[Dataset rows]

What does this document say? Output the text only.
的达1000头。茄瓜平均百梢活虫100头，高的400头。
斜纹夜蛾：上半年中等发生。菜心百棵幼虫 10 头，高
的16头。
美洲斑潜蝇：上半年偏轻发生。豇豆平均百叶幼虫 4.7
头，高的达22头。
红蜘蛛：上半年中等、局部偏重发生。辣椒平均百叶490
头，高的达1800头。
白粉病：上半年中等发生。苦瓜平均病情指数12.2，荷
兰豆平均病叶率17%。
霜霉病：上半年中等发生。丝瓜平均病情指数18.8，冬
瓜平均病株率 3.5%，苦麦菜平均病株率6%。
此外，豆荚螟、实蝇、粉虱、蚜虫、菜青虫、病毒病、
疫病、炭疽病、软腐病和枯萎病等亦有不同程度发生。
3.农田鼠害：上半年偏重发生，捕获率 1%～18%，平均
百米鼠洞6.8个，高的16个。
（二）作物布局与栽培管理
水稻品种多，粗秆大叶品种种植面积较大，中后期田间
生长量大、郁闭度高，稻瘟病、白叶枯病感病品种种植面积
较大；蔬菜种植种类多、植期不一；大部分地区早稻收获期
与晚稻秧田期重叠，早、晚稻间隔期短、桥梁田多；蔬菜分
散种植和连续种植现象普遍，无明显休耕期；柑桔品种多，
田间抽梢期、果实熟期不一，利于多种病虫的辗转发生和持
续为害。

[To do]
Search the preceding listing for the word "上半年中等发生" and pull out every line that holds it.

[Task response]
斜纹夜蛾：上半年中等发生。菜心百棵幼虫 10 头，高
白粉病：上半年中等发生。苦瓜平均病情指数12.2，荷
霜霉病：上半年中等发生。丝瓜平均病情指数18.8，冬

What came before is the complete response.